_GOAL:_ Below are the records; collect from them each line containing the string "उदयप".

◆ ◆ ◆

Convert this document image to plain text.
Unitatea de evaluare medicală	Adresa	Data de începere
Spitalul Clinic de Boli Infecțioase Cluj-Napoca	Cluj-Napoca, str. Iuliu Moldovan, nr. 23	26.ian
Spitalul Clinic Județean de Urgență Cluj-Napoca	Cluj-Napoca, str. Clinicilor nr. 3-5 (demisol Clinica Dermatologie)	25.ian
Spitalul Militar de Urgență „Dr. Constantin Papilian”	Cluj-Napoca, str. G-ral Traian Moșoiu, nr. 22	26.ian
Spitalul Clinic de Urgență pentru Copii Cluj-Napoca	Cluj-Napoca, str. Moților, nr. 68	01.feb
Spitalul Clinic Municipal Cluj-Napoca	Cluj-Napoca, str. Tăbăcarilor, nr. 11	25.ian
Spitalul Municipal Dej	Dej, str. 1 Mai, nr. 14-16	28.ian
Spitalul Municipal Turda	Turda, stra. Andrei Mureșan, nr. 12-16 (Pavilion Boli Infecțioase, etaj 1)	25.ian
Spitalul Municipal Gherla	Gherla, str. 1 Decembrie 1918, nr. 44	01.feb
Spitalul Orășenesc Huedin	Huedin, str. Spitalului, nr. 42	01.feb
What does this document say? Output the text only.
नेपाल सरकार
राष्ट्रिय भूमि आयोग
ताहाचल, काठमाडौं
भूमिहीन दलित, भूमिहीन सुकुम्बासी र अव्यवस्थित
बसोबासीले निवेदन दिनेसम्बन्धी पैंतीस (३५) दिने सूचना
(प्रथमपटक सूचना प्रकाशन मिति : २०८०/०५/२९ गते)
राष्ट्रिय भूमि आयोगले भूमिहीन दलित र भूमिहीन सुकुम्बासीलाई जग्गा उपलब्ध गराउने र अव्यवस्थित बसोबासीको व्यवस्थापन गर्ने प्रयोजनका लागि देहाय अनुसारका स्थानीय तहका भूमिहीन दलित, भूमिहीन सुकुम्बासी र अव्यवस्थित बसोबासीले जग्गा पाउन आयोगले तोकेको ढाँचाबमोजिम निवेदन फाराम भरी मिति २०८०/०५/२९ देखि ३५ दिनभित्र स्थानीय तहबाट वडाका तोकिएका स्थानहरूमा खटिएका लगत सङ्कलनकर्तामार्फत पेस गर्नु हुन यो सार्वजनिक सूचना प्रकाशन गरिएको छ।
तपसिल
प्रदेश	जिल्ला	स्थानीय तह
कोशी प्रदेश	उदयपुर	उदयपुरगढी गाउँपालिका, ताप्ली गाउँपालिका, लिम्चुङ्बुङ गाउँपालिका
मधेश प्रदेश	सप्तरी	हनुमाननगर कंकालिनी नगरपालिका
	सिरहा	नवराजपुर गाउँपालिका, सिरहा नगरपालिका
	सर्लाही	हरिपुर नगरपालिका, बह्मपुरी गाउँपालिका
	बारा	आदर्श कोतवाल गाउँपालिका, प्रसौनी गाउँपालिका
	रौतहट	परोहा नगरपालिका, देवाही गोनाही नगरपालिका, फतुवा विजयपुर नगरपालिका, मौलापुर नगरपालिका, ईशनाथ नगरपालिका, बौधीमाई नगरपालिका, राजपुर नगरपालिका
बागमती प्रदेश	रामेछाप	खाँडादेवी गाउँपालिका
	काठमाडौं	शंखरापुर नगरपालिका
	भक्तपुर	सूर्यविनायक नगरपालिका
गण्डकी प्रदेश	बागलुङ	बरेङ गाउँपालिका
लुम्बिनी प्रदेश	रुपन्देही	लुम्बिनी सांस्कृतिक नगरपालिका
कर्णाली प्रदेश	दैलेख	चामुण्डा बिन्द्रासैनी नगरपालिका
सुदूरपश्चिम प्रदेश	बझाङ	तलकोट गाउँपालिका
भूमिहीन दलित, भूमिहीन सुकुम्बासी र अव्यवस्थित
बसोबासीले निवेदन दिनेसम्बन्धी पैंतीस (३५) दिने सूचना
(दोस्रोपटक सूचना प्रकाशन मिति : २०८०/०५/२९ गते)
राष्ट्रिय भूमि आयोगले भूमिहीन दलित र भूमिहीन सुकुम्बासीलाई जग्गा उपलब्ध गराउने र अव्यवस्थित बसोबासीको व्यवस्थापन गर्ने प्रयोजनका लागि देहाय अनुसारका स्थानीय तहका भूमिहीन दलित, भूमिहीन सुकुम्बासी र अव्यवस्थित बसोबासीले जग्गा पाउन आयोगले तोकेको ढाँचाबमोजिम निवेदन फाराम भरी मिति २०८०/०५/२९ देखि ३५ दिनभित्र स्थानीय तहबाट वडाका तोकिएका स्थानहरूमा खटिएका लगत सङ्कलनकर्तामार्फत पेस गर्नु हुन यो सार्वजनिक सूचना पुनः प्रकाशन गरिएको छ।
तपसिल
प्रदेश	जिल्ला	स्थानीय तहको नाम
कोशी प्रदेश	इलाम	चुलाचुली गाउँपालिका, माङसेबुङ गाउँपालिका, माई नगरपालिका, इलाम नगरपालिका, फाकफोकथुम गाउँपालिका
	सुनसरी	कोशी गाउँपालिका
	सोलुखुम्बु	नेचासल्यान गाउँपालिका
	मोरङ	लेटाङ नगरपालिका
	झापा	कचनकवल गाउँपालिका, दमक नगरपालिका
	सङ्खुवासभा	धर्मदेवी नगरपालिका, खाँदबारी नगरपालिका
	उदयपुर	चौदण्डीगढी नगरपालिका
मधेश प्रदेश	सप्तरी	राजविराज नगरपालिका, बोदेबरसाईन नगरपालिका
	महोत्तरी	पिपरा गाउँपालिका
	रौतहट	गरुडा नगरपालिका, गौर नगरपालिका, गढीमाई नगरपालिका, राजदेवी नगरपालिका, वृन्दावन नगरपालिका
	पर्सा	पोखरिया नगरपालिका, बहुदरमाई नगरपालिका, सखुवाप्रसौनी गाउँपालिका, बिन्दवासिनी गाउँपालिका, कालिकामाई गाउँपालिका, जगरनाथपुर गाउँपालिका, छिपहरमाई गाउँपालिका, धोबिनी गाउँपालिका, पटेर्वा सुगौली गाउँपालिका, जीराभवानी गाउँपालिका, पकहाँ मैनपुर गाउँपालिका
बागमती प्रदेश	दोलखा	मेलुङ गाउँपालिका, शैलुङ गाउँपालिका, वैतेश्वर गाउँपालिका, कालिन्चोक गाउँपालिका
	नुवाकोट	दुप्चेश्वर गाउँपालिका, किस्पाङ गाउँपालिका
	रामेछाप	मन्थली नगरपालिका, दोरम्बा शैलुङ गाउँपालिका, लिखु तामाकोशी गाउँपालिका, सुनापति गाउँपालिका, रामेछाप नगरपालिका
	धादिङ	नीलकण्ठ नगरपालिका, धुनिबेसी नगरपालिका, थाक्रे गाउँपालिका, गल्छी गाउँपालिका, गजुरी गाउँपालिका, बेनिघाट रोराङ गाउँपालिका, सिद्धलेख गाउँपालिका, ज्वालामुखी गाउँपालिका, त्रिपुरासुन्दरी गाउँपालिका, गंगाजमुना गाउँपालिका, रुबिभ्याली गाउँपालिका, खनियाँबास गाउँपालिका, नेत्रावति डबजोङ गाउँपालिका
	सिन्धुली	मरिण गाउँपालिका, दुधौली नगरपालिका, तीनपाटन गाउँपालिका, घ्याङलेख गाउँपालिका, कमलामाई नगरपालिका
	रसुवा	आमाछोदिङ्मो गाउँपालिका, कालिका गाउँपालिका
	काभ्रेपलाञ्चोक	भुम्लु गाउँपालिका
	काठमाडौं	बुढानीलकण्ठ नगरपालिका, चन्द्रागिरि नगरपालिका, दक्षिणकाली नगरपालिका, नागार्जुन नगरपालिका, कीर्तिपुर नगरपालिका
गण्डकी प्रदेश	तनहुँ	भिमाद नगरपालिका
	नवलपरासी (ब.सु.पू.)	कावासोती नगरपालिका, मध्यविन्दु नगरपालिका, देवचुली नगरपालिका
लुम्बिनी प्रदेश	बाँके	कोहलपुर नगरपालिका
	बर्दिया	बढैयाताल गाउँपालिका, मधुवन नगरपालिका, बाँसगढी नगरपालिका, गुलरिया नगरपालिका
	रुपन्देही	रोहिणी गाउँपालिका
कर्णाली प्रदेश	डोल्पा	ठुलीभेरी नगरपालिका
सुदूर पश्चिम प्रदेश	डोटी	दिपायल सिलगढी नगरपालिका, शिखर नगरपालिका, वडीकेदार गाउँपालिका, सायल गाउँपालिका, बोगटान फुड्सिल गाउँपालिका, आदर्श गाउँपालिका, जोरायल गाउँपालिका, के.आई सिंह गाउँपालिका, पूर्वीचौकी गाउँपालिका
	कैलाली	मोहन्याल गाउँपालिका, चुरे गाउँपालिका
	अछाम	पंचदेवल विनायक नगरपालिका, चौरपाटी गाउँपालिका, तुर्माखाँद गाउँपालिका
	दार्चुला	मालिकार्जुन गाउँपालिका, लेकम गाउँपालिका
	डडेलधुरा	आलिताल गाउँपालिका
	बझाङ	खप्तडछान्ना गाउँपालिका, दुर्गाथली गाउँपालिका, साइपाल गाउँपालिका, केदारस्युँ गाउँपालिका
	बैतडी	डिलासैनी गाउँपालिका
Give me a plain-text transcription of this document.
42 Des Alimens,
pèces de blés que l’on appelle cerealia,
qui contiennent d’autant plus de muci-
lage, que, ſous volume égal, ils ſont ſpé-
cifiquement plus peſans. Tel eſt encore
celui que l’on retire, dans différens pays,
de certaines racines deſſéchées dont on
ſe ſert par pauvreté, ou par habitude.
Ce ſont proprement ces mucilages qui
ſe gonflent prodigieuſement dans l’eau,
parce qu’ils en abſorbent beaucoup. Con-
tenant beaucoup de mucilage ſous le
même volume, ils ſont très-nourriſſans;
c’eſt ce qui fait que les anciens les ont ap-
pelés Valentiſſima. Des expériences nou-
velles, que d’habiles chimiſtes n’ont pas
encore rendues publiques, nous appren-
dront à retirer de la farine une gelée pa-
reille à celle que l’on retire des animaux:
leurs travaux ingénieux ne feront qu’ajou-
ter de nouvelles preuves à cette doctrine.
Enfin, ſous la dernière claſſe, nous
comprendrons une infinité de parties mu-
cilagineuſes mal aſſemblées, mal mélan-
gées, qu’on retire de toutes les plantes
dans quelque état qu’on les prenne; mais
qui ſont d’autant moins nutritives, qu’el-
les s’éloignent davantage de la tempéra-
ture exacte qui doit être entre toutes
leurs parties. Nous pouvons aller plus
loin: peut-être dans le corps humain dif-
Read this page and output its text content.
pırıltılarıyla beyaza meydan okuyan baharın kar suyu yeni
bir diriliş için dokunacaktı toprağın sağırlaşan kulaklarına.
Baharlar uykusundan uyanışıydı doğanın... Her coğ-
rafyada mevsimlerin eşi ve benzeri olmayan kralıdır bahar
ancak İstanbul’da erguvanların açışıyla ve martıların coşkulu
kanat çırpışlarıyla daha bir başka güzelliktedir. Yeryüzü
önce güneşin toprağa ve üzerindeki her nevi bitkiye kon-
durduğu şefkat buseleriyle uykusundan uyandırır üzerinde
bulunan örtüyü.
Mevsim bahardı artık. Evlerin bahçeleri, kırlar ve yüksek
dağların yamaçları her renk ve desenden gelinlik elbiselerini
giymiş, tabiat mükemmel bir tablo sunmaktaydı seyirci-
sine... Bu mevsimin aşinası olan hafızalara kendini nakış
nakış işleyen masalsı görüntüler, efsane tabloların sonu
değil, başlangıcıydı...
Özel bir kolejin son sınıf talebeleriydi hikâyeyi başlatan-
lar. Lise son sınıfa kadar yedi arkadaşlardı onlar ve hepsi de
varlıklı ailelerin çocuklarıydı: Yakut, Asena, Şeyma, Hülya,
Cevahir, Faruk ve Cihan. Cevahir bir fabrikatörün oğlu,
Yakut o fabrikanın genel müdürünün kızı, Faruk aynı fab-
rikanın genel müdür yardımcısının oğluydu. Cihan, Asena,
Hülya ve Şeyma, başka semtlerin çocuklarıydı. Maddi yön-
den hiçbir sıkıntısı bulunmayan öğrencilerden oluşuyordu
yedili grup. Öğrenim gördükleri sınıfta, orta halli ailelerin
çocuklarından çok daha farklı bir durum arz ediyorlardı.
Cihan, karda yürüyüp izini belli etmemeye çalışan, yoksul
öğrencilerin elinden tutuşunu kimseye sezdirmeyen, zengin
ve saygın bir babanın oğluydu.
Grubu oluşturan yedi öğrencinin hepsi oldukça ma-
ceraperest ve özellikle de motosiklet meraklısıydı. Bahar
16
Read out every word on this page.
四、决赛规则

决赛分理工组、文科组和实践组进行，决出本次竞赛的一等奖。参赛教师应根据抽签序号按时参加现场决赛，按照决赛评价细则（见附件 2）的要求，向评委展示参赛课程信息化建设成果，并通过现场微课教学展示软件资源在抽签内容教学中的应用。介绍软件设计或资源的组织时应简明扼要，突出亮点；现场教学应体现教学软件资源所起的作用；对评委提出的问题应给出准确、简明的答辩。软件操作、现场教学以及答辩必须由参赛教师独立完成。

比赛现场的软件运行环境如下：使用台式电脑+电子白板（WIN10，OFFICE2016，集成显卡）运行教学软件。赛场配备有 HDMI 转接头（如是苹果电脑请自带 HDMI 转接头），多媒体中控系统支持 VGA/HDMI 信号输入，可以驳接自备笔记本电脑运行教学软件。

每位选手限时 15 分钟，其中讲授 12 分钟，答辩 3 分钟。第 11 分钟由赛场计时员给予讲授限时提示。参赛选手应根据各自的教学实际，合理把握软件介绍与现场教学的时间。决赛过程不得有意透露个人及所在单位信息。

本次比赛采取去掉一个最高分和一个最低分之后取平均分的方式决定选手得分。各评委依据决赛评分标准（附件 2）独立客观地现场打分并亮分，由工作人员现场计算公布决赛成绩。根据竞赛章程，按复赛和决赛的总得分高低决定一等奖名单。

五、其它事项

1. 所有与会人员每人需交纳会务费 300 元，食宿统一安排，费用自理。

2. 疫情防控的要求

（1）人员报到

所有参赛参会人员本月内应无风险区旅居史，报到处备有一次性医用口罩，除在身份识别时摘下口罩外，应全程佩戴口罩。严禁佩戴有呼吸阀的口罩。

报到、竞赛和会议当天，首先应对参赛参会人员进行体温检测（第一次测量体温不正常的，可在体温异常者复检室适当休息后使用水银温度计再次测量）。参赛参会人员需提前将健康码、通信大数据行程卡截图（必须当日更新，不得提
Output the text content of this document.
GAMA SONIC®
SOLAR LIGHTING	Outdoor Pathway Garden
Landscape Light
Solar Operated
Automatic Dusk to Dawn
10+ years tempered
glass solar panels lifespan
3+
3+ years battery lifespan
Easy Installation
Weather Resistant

◆ ◆ ◆

_TASK OUTPUT:_
कोशी प्रदेश	उदयपुर	उदयपुरगढी गाउँपालिका, ताप्ली गाउँपालिका, लिम्चुङ्बुङ गाउँपालिका
	उदयपुर	चौदण्डीगढी नगरपालिका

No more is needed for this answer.